• [What to produce]: Count the lines in the records beneath this task that contain the string "zakażenia", then give the count by itself.

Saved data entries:
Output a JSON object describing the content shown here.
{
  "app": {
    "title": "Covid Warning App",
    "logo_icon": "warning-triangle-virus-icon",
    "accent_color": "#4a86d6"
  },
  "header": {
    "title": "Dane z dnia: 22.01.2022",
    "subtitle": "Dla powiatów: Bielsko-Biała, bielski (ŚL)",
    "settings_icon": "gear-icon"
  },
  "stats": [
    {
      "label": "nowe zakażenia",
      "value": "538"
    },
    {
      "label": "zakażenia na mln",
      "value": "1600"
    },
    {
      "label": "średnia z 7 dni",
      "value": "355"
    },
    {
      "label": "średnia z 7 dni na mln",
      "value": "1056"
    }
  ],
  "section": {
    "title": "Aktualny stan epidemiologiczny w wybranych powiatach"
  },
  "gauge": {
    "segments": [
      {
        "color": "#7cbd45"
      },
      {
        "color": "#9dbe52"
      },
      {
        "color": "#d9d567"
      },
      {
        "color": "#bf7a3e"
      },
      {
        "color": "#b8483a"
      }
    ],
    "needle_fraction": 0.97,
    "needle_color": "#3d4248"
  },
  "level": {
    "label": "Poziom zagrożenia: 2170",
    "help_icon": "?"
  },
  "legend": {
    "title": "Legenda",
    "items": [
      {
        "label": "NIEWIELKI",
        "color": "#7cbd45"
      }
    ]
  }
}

• [Completed exercise]: 2